(Entries from a visual dataset)
§ §
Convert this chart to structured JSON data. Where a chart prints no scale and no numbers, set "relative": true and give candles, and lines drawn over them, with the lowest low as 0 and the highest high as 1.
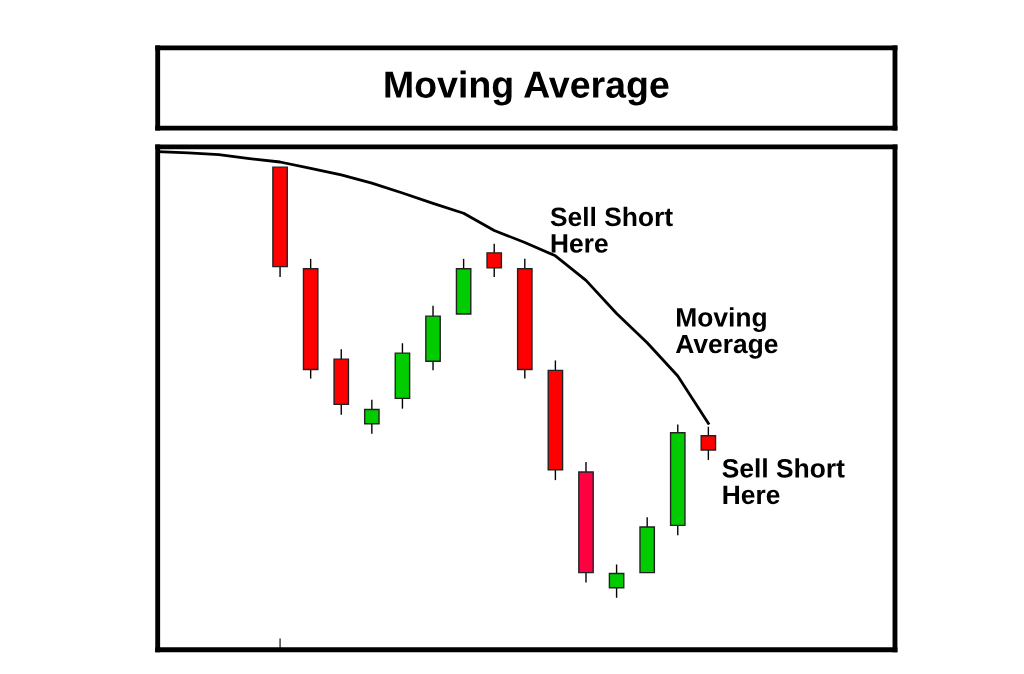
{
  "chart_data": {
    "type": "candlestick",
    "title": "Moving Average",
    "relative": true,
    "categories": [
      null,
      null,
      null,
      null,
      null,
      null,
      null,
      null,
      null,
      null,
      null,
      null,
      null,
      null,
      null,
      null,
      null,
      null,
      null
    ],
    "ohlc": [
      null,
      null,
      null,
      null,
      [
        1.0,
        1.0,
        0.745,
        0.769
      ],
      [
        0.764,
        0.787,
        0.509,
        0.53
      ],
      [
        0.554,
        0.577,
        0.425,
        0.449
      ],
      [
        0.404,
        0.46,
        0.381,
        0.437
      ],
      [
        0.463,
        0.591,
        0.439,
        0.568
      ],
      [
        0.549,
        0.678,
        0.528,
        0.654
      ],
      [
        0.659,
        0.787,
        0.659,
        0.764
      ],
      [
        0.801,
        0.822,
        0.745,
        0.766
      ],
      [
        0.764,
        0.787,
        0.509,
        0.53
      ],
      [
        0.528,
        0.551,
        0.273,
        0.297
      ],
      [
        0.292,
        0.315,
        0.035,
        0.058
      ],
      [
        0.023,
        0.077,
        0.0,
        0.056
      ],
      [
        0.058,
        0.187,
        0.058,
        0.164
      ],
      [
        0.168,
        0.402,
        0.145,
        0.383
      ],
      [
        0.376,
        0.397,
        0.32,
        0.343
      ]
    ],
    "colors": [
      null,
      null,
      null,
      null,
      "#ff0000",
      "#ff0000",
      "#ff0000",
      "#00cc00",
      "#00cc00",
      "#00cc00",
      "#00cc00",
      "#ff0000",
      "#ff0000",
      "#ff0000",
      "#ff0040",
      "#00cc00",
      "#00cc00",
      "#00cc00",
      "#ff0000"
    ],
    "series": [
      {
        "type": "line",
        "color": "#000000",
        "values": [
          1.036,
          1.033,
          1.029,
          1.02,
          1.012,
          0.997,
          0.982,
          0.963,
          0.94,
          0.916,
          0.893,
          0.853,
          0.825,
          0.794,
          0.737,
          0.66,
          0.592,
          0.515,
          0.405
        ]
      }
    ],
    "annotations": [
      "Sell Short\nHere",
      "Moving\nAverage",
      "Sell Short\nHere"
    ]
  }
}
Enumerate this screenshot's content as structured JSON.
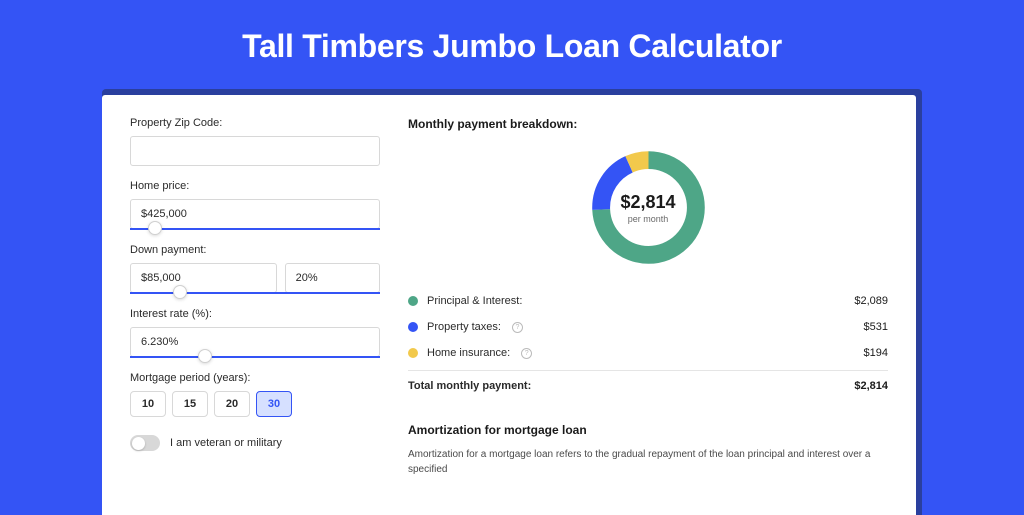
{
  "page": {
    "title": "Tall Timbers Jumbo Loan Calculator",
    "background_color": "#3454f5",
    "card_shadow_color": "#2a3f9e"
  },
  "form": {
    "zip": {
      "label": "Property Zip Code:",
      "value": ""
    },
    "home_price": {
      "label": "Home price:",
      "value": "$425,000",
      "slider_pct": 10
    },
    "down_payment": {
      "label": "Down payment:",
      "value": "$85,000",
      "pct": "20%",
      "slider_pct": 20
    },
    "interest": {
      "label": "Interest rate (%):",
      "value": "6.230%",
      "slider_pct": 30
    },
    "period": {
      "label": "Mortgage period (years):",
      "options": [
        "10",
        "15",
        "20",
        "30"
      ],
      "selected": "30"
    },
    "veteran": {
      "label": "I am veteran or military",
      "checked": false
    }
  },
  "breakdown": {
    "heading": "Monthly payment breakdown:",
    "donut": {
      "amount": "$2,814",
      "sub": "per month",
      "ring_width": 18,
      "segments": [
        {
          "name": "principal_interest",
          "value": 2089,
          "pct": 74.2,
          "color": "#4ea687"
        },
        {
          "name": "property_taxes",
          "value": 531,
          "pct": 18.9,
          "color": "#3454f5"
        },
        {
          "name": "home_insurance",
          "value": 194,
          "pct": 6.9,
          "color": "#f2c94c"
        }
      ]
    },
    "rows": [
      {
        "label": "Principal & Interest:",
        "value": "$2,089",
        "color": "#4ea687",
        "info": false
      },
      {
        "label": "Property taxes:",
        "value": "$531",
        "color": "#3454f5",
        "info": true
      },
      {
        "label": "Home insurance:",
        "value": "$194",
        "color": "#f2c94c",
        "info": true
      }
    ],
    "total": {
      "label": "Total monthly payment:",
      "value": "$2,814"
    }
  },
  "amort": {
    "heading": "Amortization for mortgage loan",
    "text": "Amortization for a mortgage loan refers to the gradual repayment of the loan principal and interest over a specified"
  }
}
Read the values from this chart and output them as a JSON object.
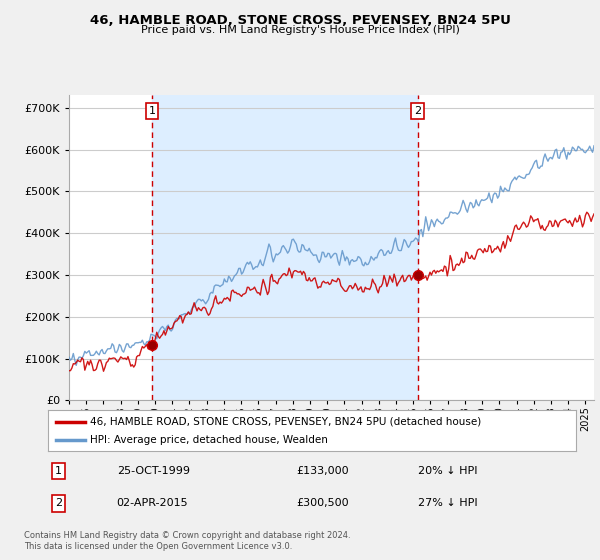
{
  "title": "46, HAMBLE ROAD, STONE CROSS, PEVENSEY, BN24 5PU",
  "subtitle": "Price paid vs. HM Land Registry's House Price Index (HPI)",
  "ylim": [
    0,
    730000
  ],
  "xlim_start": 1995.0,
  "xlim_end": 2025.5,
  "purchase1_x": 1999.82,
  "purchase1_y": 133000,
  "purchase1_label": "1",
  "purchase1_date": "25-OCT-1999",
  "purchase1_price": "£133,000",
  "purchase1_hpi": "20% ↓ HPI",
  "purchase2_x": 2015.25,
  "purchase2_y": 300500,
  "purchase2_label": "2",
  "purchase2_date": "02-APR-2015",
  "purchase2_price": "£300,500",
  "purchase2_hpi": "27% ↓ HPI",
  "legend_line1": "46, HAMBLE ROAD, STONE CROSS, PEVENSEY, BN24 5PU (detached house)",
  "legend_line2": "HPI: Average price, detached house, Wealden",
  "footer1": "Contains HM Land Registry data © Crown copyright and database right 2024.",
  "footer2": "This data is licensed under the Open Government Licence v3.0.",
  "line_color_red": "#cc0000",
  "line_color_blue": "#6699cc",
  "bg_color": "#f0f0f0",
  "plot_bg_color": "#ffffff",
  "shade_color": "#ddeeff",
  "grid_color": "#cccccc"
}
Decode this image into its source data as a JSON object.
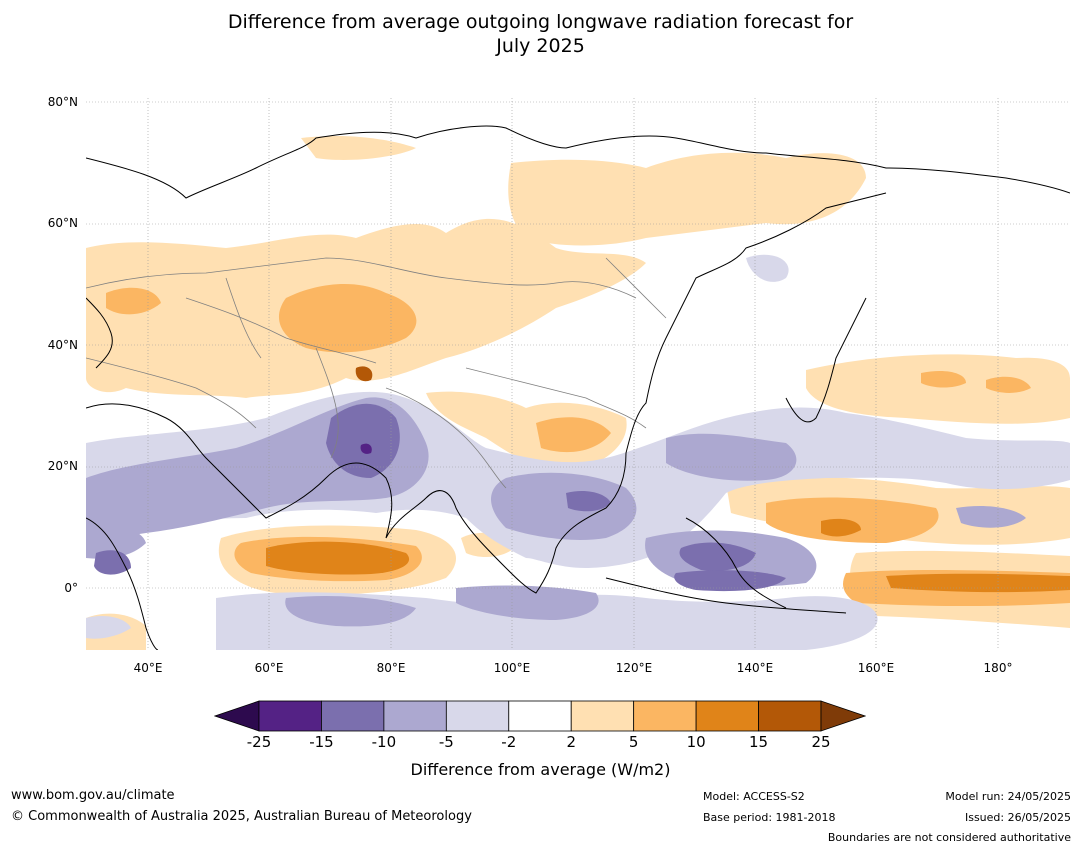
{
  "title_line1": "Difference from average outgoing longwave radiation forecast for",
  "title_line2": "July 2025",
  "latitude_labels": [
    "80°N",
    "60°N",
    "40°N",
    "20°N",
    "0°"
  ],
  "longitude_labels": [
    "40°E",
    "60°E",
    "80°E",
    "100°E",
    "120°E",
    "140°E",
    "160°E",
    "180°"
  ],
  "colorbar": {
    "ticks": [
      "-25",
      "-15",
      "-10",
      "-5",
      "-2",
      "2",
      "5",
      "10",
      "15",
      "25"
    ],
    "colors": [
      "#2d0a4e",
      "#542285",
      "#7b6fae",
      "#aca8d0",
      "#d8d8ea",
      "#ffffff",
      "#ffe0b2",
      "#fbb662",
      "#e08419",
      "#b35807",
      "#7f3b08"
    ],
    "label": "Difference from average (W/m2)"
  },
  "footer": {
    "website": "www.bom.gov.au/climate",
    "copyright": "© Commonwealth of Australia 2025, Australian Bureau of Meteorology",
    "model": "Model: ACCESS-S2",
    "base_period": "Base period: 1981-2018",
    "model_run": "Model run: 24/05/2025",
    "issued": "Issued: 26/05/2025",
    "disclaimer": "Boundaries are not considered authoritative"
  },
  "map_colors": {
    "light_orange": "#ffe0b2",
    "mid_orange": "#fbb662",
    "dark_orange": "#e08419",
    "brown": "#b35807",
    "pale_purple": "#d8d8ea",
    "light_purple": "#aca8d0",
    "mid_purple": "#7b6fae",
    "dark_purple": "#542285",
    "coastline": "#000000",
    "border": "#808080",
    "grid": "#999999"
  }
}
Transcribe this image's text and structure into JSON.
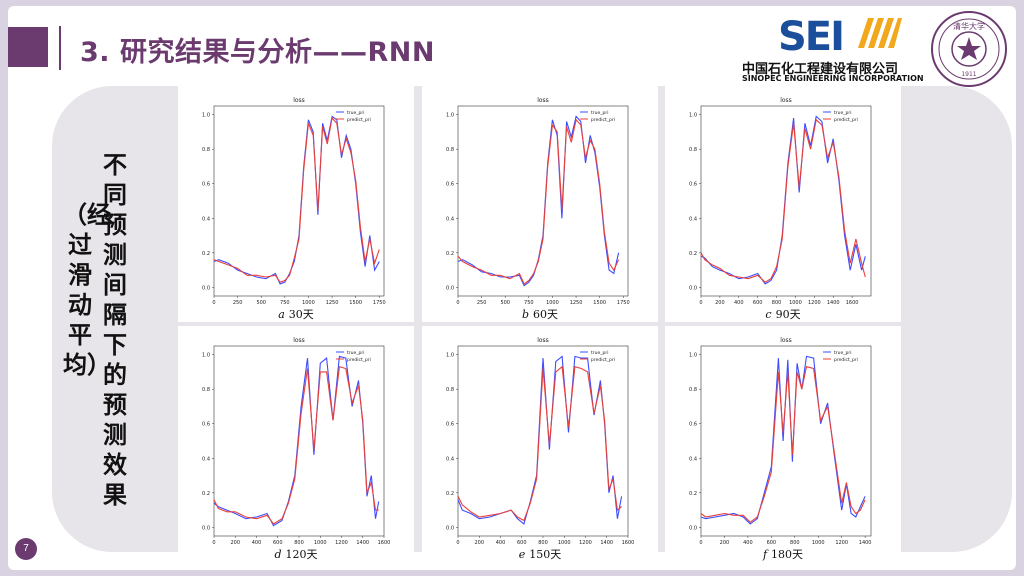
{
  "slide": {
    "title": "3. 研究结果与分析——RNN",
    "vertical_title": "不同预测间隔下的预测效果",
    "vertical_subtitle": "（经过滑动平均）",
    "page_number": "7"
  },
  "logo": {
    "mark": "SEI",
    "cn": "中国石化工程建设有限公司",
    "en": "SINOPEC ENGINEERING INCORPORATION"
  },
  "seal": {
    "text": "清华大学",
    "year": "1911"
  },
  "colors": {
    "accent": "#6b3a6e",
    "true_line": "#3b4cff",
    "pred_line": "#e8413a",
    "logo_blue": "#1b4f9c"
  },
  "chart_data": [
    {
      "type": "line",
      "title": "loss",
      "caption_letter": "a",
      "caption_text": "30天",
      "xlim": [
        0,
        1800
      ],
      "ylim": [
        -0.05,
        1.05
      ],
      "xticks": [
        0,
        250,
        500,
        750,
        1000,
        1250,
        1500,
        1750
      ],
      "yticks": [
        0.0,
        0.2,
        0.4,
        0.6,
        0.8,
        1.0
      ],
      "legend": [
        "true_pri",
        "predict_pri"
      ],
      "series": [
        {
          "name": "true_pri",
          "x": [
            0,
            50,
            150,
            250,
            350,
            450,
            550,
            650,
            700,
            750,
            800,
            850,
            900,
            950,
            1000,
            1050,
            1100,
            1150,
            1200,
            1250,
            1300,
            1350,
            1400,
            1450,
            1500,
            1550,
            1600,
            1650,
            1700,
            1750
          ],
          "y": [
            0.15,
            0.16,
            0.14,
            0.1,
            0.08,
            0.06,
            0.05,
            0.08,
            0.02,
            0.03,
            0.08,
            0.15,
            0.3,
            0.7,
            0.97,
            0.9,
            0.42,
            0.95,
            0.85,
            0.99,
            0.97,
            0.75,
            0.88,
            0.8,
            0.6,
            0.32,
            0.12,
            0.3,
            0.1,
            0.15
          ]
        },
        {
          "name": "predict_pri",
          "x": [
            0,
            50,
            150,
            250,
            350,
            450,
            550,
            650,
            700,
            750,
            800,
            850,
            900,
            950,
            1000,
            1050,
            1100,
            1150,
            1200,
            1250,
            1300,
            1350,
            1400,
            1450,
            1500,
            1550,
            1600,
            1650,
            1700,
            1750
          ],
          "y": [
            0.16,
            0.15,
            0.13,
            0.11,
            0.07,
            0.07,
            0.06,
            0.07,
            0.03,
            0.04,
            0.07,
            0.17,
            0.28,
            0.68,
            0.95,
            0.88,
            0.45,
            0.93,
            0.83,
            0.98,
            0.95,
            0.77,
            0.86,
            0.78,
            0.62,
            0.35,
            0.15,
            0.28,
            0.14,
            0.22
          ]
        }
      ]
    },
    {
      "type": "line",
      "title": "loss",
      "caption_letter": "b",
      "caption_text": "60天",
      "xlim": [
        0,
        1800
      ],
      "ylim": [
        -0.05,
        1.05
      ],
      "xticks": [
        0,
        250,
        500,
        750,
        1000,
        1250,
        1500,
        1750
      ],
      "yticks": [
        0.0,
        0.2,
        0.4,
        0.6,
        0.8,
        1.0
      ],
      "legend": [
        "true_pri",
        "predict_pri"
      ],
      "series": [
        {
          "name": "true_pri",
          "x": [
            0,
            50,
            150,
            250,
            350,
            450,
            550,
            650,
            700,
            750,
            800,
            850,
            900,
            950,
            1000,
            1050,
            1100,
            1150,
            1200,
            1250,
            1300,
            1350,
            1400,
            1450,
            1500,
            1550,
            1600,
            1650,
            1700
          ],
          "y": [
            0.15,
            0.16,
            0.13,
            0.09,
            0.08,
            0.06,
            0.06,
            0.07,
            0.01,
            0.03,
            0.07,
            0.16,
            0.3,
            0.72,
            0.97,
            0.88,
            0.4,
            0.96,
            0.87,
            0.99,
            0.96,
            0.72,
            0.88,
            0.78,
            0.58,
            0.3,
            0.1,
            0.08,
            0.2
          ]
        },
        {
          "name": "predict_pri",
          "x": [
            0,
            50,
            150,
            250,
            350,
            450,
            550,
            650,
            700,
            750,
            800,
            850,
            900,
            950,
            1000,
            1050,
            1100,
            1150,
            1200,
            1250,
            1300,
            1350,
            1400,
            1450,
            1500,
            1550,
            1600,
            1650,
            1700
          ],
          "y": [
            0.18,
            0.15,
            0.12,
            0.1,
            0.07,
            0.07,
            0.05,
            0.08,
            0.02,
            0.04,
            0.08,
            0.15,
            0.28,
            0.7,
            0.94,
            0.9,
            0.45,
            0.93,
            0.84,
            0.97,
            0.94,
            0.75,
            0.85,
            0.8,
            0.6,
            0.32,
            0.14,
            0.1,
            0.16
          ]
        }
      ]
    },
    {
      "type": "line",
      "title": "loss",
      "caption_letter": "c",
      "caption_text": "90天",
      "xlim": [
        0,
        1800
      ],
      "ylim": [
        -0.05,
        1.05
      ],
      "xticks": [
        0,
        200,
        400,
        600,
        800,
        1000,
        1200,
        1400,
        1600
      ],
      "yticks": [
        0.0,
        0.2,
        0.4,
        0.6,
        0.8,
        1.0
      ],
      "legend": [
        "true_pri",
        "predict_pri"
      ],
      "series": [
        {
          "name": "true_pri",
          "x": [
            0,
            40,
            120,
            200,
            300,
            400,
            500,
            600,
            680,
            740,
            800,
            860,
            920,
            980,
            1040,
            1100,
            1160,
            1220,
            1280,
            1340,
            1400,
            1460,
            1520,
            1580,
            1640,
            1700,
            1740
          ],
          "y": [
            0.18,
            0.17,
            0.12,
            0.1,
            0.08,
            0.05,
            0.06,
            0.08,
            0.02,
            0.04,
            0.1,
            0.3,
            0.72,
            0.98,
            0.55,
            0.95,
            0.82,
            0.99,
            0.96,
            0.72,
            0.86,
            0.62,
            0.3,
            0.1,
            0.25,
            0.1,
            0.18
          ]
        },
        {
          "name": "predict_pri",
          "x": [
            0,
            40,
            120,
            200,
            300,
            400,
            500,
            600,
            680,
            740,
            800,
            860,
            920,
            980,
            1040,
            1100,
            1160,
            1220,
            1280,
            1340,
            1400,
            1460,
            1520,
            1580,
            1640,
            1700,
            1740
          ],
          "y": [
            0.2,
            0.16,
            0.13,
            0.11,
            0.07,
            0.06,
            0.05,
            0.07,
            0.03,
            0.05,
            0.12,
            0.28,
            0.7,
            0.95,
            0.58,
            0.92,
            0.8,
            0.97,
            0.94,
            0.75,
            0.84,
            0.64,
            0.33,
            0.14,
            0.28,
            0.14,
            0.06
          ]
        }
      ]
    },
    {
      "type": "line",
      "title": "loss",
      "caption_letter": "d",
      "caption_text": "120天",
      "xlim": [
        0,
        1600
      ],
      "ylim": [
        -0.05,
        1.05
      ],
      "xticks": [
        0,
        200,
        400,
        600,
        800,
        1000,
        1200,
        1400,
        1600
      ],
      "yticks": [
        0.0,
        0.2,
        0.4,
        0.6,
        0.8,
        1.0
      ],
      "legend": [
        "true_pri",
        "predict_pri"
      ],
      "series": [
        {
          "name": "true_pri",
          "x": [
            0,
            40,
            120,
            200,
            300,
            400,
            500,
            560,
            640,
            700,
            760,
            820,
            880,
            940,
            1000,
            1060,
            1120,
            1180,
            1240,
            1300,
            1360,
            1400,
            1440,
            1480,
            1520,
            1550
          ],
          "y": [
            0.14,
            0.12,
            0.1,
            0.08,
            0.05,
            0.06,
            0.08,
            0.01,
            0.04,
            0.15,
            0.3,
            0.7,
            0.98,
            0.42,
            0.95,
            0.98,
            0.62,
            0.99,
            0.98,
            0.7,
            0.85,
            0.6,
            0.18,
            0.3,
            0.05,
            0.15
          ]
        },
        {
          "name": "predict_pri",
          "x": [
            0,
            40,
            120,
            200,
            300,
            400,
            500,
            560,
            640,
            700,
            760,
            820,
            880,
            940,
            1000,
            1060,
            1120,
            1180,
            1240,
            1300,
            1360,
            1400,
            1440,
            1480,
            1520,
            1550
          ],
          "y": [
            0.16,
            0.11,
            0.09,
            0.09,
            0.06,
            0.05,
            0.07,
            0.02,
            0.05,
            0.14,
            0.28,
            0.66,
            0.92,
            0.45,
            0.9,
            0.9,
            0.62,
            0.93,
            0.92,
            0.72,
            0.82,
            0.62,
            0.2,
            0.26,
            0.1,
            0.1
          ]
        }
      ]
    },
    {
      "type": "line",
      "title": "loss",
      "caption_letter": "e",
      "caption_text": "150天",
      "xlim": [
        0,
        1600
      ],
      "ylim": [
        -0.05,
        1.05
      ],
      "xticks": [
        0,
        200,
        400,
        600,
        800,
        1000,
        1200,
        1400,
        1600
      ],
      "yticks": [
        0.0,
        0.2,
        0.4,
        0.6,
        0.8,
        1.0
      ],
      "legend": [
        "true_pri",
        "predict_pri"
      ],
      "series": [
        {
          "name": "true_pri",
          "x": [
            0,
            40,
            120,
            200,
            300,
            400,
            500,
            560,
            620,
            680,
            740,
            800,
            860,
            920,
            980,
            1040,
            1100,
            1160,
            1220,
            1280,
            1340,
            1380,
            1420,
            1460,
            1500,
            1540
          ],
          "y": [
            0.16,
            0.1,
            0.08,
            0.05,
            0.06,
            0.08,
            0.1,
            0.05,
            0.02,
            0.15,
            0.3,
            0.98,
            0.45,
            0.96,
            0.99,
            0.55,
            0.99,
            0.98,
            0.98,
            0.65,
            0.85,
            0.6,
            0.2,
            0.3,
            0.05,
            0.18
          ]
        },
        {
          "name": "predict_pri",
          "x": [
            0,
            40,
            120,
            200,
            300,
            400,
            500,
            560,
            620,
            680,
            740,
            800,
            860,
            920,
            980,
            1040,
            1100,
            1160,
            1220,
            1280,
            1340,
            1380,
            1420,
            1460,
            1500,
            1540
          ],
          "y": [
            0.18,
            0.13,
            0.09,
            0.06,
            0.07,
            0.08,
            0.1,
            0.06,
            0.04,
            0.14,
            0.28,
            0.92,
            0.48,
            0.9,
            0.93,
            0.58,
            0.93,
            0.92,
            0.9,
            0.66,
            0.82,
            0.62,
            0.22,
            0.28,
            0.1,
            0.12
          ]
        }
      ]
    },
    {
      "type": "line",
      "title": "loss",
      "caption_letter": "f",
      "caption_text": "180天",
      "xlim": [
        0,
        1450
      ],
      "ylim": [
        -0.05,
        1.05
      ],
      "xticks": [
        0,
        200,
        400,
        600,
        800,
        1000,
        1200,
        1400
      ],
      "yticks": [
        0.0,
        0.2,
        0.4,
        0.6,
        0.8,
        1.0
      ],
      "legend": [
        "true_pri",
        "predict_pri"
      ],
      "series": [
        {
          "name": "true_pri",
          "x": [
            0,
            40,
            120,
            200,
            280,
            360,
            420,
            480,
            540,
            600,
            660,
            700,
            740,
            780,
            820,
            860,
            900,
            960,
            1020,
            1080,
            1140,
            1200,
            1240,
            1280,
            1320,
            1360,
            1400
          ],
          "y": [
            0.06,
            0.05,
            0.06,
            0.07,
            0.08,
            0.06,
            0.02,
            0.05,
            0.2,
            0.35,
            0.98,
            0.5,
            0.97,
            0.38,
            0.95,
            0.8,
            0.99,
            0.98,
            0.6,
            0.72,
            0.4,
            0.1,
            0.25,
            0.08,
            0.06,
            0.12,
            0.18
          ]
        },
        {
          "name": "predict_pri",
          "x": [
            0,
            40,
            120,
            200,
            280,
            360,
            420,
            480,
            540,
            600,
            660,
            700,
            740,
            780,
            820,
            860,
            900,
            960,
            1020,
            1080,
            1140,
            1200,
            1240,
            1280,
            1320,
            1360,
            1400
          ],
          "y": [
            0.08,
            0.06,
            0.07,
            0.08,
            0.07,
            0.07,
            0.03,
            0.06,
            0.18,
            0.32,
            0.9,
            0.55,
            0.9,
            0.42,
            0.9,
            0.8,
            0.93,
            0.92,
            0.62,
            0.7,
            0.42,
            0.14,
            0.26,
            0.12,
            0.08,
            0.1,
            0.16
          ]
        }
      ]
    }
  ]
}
§ §
#### [Exercise instructions]
Your task is to list each line of the records with the word "heading".

#### [Answer below]
    "heading": "Monthly payment breakdown:",
    "heading": "Amortization for mortgage loan",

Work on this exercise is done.